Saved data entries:
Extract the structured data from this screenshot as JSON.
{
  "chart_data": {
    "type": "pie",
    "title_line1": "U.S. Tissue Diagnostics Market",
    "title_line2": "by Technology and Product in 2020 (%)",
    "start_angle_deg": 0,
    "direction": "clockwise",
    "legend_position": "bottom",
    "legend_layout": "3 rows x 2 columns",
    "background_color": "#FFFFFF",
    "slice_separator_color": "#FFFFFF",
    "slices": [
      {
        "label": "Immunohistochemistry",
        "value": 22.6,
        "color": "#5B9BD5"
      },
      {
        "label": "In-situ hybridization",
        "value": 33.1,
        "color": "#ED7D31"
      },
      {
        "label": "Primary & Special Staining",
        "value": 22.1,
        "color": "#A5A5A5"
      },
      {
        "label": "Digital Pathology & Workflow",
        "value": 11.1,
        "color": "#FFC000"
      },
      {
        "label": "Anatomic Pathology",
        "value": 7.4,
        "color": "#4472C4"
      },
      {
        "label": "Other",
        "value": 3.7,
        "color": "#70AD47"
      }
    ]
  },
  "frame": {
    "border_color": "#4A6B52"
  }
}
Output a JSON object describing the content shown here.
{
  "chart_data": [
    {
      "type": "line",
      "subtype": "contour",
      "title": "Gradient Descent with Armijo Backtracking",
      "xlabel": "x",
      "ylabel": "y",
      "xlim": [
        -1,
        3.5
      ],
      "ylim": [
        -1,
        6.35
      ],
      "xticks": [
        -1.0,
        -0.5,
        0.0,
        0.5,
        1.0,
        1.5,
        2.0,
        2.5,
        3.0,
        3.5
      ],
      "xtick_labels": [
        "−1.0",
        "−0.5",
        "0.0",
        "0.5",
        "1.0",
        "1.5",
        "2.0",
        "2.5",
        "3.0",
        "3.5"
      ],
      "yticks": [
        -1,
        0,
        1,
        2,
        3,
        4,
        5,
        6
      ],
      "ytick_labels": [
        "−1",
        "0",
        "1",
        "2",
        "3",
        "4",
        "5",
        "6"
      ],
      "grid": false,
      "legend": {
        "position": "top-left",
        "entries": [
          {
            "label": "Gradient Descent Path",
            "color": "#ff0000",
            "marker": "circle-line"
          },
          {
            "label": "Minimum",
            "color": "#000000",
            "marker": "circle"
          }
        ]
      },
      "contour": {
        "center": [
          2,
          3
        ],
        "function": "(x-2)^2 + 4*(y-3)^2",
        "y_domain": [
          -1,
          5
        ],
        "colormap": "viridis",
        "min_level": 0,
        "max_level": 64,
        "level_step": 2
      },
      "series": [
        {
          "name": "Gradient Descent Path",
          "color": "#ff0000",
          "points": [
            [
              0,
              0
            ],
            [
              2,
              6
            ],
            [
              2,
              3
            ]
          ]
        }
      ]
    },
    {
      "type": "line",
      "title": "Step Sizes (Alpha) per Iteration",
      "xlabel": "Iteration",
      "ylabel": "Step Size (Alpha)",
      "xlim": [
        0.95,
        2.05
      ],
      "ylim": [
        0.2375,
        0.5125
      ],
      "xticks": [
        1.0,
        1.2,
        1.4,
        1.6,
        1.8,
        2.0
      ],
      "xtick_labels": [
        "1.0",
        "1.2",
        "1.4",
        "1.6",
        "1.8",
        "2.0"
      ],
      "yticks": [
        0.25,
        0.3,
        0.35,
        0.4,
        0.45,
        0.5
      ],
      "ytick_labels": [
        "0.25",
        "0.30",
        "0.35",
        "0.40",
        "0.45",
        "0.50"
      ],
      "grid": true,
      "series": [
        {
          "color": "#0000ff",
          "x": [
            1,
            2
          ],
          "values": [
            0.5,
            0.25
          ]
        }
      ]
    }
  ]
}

# WHAT YOU NEED TO DO
Report how many lines above hold the string "Pathology", giving nothing but the number.

# SOLVED EXERCISE
2